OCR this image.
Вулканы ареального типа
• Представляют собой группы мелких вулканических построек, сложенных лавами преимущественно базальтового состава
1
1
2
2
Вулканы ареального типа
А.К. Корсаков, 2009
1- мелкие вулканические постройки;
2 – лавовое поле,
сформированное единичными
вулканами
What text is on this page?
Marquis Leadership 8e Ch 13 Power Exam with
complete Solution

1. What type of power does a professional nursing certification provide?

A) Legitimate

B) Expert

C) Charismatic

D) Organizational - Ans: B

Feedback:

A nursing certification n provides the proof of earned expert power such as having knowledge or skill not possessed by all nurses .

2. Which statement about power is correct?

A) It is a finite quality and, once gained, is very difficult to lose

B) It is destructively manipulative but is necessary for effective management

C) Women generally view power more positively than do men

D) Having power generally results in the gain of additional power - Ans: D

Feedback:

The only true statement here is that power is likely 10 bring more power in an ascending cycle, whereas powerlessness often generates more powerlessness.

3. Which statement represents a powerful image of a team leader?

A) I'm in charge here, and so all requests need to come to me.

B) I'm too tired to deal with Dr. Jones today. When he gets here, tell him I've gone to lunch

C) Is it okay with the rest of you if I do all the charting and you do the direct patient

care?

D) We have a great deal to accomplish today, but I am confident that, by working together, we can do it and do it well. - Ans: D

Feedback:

§ **EXERCISE TASK**: Show the lines of the data that hold the word "image".

§ **FINAL ANSWER**:
OCR this image.
3. Which statement represents a powerful image of a team leader?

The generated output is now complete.